* Exercise objective
Only lines holding the string "оборудование" are wanted; copy each one from the material.

▶

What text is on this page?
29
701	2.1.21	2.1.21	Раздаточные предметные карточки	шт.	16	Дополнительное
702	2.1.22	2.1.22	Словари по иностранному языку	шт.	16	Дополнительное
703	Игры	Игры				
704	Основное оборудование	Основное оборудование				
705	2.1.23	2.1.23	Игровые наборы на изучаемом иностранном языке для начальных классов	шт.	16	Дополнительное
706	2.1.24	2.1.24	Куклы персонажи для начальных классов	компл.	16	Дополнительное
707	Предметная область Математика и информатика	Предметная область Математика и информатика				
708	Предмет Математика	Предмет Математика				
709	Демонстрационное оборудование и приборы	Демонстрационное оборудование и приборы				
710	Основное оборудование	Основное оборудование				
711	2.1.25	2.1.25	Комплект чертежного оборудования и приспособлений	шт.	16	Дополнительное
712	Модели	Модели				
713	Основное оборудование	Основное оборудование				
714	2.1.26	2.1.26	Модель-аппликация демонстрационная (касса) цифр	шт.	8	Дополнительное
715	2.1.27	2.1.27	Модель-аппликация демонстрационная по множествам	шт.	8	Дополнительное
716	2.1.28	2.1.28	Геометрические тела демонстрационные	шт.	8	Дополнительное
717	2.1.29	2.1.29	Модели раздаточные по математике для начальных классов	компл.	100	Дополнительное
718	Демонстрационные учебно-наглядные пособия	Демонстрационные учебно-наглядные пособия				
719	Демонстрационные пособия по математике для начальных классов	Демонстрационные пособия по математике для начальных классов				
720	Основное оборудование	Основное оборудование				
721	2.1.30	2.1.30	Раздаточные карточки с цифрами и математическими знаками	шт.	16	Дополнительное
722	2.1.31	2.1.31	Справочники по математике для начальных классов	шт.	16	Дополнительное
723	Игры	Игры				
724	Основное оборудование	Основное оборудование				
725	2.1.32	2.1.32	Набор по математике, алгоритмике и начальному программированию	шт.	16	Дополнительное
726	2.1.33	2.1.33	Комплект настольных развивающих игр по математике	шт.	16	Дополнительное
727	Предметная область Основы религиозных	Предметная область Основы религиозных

◀
▶

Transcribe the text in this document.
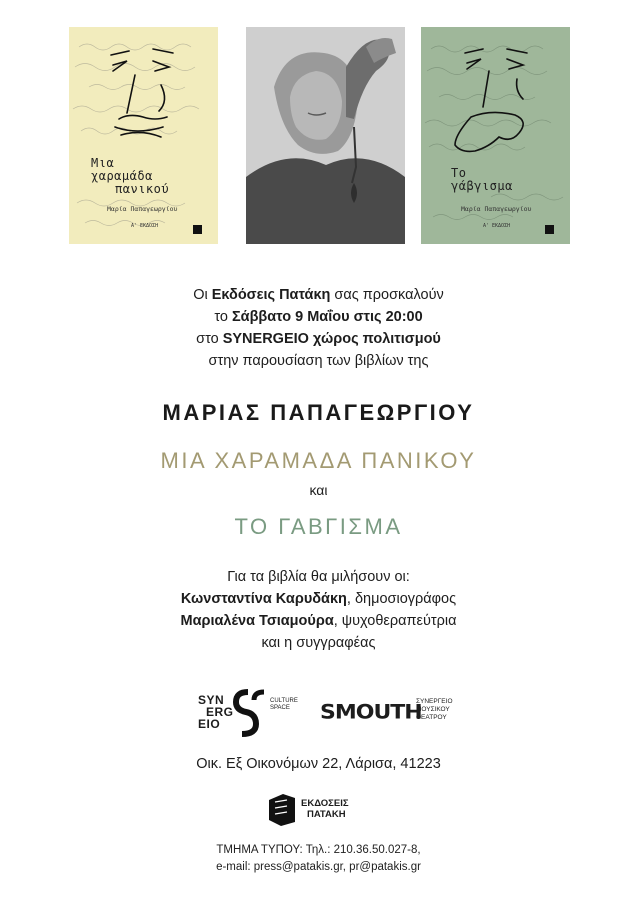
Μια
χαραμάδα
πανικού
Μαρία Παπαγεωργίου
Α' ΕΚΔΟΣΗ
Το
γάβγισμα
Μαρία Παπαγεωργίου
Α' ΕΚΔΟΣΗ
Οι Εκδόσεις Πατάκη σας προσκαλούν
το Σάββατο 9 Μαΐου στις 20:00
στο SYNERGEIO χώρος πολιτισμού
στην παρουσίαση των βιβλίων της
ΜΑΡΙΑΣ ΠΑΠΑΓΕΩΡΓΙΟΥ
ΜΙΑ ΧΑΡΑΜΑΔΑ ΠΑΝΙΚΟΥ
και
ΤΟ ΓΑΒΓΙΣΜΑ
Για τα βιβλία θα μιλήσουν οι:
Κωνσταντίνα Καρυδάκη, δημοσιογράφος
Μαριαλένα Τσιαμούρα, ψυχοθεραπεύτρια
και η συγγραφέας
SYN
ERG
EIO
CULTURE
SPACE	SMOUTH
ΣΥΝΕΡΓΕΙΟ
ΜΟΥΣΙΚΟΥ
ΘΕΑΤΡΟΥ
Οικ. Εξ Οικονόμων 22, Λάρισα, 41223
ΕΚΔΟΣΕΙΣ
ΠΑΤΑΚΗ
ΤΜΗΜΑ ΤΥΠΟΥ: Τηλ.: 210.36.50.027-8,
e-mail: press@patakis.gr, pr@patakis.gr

◀
▶

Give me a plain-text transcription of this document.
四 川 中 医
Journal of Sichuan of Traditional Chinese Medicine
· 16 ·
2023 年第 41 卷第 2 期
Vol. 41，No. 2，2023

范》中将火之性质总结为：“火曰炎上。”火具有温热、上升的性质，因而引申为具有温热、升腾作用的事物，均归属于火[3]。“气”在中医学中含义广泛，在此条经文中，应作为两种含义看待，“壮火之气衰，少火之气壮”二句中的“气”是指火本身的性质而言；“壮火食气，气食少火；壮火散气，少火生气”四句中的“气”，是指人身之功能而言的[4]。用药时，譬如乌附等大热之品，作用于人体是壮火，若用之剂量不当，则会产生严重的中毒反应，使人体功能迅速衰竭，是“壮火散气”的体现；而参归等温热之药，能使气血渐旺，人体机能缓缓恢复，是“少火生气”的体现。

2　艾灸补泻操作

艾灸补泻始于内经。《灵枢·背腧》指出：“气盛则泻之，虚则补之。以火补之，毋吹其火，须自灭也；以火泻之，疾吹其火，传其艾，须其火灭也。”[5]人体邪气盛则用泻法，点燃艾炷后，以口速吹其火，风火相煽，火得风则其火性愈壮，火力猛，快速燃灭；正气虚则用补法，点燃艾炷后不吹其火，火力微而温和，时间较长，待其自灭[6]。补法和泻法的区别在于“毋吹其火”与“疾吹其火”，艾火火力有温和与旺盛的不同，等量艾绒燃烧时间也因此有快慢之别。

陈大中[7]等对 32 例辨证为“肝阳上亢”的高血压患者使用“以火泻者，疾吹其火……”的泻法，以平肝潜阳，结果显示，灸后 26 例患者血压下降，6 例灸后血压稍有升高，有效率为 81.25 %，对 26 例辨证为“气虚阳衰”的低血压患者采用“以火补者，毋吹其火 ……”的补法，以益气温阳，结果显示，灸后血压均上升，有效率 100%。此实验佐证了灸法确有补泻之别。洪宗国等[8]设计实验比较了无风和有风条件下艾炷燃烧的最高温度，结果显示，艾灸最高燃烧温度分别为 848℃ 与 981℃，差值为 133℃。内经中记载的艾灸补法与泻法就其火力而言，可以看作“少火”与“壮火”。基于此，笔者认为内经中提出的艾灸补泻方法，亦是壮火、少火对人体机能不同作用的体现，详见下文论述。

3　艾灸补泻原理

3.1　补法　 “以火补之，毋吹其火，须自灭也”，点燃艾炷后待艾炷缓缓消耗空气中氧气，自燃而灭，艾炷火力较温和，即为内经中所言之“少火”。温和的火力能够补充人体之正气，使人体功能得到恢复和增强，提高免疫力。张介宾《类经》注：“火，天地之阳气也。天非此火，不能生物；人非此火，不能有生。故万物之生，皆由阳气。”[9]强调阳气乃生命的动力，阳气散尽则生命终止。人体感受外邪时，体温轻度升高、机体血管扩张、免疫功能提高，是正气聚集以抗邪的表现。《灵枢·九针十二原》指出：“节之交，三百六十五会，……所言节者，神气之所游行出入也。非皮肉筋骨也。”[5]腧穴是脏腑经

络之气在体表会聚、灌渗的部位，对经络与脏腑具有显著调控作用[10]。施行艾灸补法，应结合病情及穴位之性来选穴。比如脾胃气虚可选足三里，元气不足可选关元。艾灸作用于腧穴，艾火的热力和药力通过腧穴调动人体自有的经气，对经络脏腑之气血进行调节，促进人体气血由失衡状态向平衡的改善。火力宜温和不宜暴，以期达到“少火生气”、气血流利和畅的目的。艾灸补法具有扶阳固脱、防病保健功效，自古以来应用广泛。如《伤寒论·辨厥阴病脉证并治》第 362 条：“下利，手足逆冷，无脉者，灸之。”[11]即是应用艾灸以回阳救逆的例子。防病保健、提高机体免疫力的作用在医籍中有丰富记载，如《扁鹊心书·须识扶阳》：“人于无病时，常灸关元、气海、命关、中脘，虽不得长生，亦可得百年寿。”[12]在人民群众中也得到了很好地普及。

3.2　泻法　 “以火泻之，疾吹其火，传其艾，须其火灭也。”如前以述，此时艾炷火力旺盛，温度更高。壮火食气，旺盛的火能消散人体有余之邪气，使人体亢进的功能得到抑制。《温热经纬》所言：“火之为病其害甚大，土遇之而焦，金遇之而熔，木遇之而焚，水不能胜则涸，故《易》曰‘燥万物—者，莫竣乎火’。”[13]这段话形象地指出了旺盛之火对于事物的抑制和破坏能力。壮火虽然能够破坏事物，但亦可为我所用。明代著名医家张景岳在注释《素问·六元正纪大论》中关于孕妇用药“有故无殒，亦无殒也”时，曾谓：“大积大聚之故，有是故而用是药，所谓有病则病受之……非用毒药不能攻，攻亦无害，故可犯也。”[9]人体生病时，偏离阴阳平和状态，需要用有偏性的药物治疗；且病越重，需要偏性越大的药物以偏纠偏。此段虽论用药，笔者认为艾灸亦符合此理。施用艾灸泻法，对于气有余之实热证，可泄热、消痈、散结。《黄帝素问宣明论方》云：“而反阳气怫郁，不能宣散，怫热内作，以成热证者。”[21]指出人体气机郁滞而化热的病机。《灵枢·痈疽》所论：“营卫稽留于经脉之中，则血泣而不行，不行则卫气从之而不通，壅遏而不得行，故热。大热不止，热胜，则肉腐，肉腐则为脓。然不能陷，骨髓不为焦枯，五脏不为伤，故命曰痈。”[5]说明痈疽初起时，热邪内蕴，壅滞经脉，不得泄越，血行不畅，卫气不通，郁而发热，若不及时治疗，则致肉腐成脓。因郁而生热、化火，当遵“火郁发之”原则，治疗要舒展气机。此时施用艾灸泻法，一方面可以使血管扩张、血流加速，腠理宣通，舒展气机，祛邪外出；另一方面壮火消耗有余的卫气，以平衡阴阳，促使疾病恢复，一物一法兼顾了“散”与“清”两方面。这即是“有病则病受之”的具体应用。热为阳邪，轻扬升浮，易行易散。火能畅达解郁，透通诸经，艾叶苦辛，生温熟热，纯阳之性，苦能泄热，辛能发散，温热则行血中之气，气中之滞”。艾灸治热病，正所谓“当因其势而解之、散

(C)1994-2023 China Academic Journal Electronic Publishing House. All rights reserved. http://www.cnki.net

◀

* Solution to this problem
704	Основное оборудование	Основное оборудование				
709	Демонстрационное оборудование и приборы	Демонстрационное оборудование и приборы				
710	Основное оборудование	Основное оборудование				
713	Основное оборудование	Основное оборудование				
720	Основное оборудование	Основное оборудование				
724	Основное оборудование	Основное оборудование				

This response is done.